[[ Document section open ]]
2020: 2008 Except Worse

Andrew D Ellis
4 min readJul 23, 2020

There is a tsunami coming to commercial real estate: mounting financial obligations with no ability to pay in full. State-mandated, short-term moratoria on evictions and foreclosures do not solve the problem. Here’s the good news: the Federal Government can solve the problem with a practical approach that requires very limited financial expenditures.

First, let’s face reality. For both office and retail tenants, the utility of office and retail space has changed for the foreseeable future (until there is a vaccine). Even then, business executives have learned that a lot of work previously done in an office can be done from home and those executives will shed space, much in the same way that technology advances led them to shed workers since the mid-1990’s. Fear and regulation will make discretionary retail virtually unprofitable until there is a vaccine and thereafter brick and mortar retail will have to offer a different and, more costly, value proposition to offset the convenience of online shopping. Amazon is here; Amazon is everywhere; Amazon is not going away.
[[ Document section closed ]]
Work instructions:
a) Please retype the commercial real estate article starting at "2020: 2008 Except" and ending at "limited financial expenditures.".
b) According to the commercial real estate article, until when will fear and regulation make discretionary retail virtually unprofitable?
The listing is separate from the commercial real estate article.
[[ Extracted information open ]]
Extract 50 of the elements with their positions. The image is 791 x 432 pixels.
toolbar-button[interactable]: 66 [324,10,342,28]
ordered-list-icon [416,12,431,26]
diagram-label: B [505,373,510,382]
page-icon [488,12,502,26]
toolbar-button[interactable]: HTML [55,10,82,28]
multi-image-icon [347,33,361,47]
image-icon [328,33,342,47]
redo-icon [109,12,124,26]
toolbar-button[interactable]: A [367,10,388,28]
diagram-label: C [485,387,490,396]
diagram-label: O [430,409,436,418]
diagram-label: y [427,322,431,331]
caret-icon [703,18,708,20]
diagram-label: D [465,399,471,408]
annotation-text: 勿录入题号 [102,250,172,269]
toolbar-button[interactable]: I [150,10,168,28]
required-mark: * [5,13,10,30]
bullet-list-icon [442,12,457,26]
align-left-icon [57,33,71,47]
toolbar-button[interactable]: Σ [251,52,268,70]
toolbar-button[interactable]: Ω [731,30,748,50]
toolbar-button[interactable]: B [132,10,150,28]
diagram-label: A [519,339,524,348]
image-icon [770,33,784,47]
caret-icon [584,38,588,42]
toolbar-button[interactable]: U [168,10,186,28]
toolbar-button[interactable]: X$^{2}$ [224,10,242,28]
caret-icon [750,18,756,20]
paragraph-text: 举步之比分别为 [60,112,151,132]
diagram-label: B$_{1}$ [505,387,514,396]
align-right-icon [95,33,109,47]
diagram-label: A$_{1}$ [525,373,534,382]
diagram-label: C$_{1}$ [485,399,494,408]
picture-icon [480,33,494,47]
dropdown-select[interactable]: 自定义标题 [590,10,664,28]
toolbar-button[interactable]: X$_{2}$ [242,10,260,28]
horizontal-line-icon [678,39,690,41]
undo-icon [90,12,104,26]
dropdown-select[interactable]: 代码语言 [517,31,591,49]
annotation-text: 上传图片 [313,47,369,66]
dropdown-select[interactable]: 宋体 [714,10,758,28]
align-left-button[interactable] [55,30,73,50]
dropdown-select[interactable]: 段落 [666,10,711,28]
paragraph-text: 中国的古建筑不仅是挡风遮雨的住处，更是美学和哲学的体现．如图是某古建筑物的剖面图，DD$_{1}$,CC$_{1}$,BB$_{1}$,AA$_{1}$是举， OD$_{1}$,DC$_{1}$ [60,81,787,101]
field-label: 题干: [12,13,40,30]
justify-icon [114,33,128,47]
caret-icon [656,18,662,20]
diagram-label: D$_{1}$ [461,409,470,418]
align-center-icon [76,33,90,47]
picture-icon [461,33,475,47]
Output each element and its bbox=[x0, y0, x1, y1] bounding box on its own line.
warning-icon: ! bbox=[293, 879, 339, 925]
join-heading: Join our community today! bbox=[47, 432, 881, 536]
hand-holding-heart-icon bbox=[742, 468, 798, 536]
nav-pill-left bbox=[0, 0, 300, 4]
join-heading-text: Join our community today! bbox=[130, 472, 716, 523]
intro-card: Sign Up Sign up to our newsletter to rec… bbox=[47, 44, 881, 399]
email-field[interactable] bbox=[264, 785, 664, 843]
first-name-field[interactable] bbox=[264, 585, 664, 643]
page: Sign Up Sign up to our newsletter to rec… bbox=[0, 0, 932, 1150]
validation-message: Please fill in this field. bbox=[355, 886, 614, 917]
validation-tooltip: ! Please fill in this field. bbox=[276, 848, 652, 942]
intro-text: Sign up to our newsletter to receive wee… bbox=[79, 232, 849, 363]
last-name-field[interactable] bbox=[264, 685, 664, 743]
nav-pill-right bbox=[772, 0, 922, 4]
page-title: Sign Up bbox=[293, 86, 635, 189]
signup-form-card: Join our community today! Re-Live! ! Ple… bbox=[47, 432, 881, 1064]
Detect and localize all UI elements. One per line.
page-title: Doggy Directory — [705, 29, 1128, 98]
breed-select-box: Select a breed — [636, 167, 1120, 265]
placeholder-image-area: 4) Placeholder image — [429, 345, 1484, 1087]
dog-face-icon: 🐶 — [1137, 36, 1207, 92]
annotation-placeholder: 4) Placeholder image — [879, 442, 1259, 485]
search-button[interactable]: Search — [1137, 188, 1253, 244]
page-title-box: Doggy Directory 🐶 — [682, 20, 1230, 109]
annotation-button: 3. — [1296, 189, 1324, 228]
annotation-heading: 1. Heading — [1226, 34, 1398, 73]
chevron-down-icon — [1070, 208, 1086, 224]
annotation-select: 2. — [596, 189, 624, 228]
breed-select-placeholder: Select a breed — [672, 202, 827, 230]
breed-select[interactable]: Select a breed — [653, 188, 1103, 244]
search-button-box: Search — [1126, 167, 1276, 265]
[[ Extracted information closed ]]
Per-task outputs:
a)
2020: 2008 Except Worse

Andrew D Ellis
4 min readJul 23, 2020

There is a tsunami coming to commercial real estate: mounting financial obligations with no ability to pay in full. State-mandated, short-term moratoria on evictions and foreclosures do not solve the problem. Here’s the good news: the Federal Government can solve the problem with a practical approach that requires very limited financial expenditures.

b) Until there is a vaccine.